▶ **Available data**:
((

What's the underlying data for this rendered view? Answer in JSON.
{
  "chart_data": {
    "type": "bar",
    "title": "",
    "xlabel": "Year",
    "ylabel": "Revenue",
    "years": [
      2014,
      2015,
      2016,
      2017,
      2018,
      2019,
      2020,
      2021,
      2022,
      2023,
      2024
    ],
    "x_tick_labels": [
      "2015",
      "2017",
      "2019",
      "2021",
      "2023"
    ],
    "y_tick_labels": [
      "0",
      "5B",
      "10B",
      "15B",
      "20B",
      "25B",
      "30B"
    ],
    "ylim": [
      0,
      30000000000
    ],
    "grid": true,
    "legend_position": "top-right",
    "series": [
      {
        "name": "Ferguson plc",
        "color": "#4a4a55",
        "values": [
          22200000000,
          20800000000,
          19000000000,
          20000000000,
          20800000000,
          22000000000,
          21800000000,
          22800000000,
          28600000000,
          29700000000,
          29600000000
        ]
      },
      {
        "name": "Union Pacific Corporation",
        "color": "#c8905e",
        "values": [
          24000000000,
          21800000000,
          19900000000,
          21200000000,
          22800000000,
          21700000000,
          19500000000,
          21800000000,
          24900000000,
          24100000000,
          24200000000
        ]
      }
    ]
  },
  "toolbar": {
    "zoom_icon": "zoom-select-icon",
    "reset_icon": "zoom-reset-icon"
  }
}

))

▶ **Exercise requirements**:
Where a line above contains the string "icon", copy that line.

▶ **Expected answer**:
    "zoom_icon": "zoom-select-icon",
    "reset_icon": "zoom-reset-icon"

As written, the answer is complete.